A block of data:

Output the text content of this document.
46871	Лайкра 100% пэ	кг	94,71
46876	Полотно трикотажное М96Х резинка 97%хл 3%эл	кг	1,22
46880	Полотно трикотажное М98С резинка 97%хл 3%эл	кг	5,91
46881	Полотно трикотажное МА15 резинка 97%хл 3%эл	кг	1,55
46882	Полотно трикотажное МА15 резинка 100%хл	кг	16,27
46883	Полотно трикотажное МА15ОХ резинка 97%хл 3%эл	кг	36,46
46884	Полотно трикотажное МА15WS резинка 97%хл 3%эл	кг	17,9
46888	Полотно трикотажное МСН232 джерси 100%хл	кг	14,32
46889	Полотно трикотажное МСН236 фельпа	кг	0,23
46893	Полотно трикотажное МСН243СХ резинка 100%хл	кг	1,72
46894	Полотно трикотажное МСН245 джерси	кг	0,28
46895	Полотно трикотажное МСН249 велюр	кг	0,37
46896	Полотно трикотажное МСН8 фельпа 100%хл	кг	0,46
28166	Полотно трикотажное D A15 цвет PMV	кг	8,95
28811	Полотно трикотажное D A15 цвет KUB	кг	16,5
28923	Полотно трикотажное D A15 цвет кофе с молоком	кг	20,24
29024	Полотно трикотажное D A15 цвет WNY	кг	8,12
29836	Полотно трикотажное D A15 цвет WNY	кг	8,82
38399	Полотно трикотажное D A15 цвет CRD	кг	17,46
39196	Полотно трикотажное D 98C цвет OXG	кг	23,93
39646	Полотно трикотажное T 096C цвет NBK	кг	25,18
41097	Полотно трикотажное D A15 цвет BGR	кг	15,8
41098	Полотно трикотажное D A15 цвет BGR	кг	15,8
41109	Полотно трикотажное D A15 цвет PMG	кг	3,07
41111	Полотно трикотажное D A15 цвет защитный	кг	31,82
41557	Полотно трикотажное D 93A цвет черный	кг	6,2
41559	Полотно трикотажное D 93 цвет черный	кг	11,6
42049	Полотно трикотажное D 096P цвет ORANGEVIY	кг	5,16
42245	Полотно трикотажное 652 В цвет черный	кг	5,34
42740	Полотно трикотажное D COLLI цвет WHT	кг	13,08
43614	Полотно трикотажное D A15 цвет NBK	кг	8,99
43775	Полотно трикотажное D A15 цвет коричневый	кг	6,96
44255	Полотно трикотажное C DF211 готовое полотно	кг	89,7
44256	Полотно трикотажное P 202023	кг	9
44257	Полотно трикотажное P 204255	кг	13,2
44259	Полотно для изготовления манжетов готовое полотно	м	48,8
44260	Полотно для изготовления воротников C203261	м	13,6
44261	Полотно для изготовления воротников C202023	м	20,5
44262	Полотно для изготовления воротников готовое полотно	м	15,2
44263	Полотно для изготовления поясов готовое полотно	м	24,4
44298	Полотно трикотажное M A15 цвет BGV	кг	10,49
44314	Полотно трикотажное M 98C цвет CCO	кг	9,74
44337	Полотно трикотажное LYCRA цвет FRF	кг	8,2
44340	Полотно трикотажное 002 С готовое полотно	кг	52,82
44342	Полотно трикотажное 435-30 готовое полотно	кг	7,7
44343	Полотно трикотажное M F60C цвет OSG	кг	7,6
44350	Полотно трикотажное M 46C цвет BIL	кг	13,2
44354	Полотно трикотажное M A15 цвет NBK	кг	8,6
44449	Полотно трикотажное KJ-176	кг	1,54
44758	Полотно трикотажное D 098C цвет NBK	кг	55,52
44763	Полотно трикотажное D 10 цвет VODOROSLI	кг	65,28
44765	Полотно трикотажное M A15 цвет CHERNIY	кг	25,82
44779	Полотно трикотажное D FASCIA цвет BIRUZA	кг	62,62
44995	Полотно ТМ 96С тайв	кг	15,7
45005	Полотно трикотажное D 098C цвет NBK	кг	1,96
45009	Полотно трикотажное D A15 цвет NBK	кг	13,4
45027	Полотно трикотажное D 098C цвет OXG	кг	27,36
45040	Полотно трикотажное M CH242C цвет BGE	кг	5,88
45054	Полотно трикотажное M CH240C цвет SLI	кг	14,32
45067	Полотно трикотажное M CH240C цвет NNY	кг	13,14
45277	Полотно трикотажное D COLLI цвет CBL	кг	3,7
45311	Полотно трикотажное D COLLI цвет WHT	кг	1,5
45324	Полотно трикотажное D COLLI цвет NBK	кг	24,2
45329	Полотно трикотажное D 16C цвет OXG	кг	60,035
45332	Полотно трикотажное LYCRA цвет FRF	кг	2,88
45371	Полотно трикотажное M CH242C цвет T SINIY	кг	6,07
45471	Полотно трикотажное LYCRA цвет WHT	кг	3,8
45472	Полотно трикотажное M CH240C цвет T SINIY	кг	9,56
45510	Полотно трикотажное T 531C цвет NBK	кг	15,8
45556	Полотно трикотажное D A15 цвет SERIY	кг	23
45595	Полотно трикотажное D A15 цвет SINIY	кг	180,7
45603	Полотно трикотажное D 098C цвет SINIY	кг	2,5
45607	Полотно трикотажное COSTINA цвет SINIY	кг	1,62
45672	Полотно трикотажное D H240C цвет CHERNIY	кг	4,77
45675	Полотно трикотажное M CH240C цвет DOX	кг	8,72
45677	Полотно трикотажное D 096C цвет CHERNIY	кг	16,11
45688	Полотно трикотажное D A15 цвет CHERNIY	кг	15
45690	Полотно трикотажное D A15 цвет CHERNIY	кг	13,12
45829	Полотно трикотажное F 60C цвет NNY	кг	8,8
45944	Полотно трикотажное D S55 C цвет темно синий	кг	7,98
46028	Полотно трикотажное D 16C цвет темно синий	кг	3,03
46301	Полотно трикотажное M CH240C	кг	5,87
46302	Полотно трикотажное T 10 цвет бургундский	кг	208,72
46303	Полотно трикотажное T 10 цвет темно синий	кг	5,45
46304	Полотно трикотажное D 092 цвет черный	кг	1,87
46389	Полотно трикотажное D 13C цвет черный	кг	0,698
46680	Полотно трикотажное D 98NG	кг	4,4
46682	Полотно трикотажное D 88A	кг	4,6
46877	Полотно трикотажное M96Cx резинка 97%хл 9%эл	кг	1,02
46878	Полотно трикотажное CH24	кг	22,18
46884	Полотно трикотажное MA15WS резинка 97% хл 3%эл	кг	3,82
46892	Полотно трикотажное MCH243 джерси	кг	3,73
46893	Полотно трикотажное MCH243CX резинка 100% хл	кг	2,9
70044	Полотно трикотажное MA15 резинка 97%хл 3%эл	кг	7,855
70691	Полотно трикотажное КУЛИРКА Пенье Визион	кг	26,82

#### [WORK TO COMPLETE]
Your task is to repeat each line of the material exactly.

#### [THE ANSWER]
Output the text content of this document.
46871	Лайкра 100% пэ	кг	94,71
46876	Полотно трикотажное М96Х резинка 97%хл 3%эл	кг	1,22
46880	Полотно трикотажное М98С резинка 97%хл 3%эл	кг	5,91
46881	Полотно трикотажное МА15 резинка 97%хл 3%эл	кг	1,55
46882	Полотно трикотажное МА15 резинка 100%хл	кг	16,27
46883	Полотно трикотажное МА15ОХ резинка 97%хл 3%эл	кг	36,46
46884	Полотно трикотажное МА15WS резинка 97%хл 3%эл	кг	17,9
46888	Полотно трикотажное МСН232 джерси 100%хл	кг	14,32
46889	Полотно трикотажное МСН236 фельпа	кг	0,23
46893	Полотно трикотажное МСН243СХ резинка 100%хл	кг	1,72
46894	Полотно трикотажное МСН245 джерси	кг	0,28
46895	Полотно трикотажное МСН249 велюр	кг	0,37
46896	Полотно трикотажное МСН8 фельпа 100%хл	кг	0,46
28166	Полотно трикотажное D A15 цвет PMV	кг	8,95
28811	Полотно трикотажное D A15 цвет KUB	кг	16,5
28923	Полотно трикотажное D A15 цвет кофе с молоком	кг	20,24
29024	Полотно трикотажное D A15 цвет WNY	кг	8,12
29836	Полотно трикотажное D A15 цвет WNY	кг	8,82
38399	Полотно трикотажное D A15 цвет CRD	кг	17,46
39196	Полотно трикотажное D 98C цвет OXG	кг	23,93
39646	Полотно трикотажное T 096C цвет NBK	кг	25,18
41097	Полотно трикотажное D A15 цвет BGR	кг	15,8
41098	Полотно трикотажное D A15 цвет BGR	кг	15,8
41109	Полотно трикотажное D A15 цвет PMG	кг	3,07
41111	Полотно трикотажное D A15 цвет защитный	кг	31,82
41557	Полотно трикотажное D 93A цвет черный	кг	6,2
41559	Полотно трикотажное D 93 цвет черный	кг	11,6
42049	Полотно трикотажное D 096P цвет ORANGEVIY	кг	5,16
42245	Полотно трикотажное 652 В цвет черный	кг	5,34
42740	Полотно трикотажное D COLLI цвет WHT	кг	13,08
43614	Полотно трикотажное D A15 цвет NBK	кг	8,99
43775	Полотно трикотажное D A15 цвет коричневый	кг	6,96
44255	Полотно трикотажное C DF211 готовое полотно	кг	89,7
44256	Полотно трикотажное P 202023	кг	9
44257	Полотно трикотажное P 204255	кг	13,2
44259	Полотно для изготовления манжетов готовое полотно	м	48,8
44260	Полотно для изготовления воротников C203261	м	13,6
44261	Полотно для изготовления воротников C202023	м	20,5
44262	Полотно для изготовления воротников готовое полотно	м	15,2
44263	Полотно для изготовления поясов готовое полотно	м	24,4
44298	Полотно трикотажное M A15 цвет BGV	кг	10,49
44314	Полотно трикотажное M 98C цвет CCO	кг	9,74
44337	Полотно трикотажное LYCRA цвет FRF	кг	8,2
44340	Полотно трикотажное 002 С готовое полотно	кг	52,82
44342	Полотно трикотажное 435-30 готовое полотно	кг	7,7
44343	Полотно трикотажное M F60C цвет OSG	кг	7,6
44350	Полотно трикотажное M 46C цвет BIL	кг	13,2
44354	Полотно трикотажное M A15 цвет NBK	кг	8,6
44449	Полотно трикотажное KJ-176	кг	1,54
44758	Полотно трикотажное D 098C цвет NBK	кг	55,52
44763	Полотно трикотажное D 10 цвет VODOROSLI	кг	65,28
44765	Полотно трикотажное M A15 цвет CHERNIY	кг	25,82
44779	Полотно трикотажное D FASCIA цвет BIRUZA	кг	62,62
44995	Полотно ТМ 96С тайв	кг	15,7
45005	Полотно трикотажное D 098C цвет NBK	кг	1,96
45009	Полотно трикотажное D A15 цвет NBK	кг	13,4
45027	Полотно трикотажное D 098C цвет OXG	кг	27,36
45040	Полотно трикотажное M CH242C цвет BGE	кг	5,88
45054	Полотно трикотажное M CH240C цвет SLI	кг	14,32
45067	Полотно трикотажное M CH240C цвет NNY	кг	13,14
45277	Полотно трикотажное D COLLI цвет CBL	кг	3,7
45311	Полотно трикотажное D COLLI цвет WHT	кг	1,5
45324	Полотно трикотажное D COLLI цвет NBK	кг	24,2
45329	Полотно трикотажное D 16C цвет OXG	кг	60,035
45332	Полотно трикотажное LYCRA цвет FRF	кг	2,88
45371	Полотно трикотажное M CH242C цвет T SINIY	кг	6,07
45471	Полотно трикотажное LYCRA цвет WHT	кг	3,8
45472	Полотно трикотажное M CH240C цвет T SINIY	кг	9,56
45510	Полотно трикотажное T 531C цвет NBK	кг	15,8
45556	Полотно трикотажное D A15 цвет SERIY	кг	23
45595	Полотно трикотажное D A15 цвет SINIY	кг	180,7
45603	Полотно трикотажное D 098C цвет SINIY	кг	2,5
45607	Полотно трикотажное COSTINA цвет SINIY	кг	1,62
45672	Полотно трикотажное D H240C цвет CHERNIY	кг	4,77
45675	Полотно трикотажное M CH240C цвет DOX	кг	8,72
45677	Полотно трикотажное D 096C цвет CHERNIY	кг	16,11
45688	Полотно трикотажное D A15 цвет CHERNIY	кг	15
45690	Полотно трикотажное D A15 цвет CHERNIY	кг	13,12
45829	Полотно трикотажное F 60C цвет NNY	кг	8,8
45944	Полотно трикотажное D S55 C цвет темно синий	кг	7,98
46028	Полотно трикотажное D 16C цвет темно синий	кг	3,03
46301	Полотно трикотажное M CH240C	кг	5,87
46302	Полотно трикотажное T 10 цвет бургундский	кг	208,72
46303	Полотно трикотажное T 10 цвет темно синий	кг	5,45
46304	Полотно трикотажное D 092 цвет черный	кг	1,87
46389	Полотно трикотажное D 13C цвет черный	кг	0,698
46680	Полотно трикотажное D 98NG	кг	4,4
46682	Полотно трикотажное D 88A	кг	4,6
46877	Полотно трикотажное M96Cx резинка 97%хл 9%эл	кг	1,02
46878	Полотно трикотажное CH24	кг	22,18
46884	Полотно трикотажное MA15WS резинка 97% хл 3%эл	кг	3,82
46892	Полотно трикотажное MCH243 джерси	кг	3,73
46893	Полотно трикотажное MCH243CX резинка 100% хл	кг	2,9
70044	Полотно трикотажное MA15 резинка 97%хл 3%эл	кг	7,855
70691	Полотно трикотажное КУЛИРКА Пенье Визион	кг	26,82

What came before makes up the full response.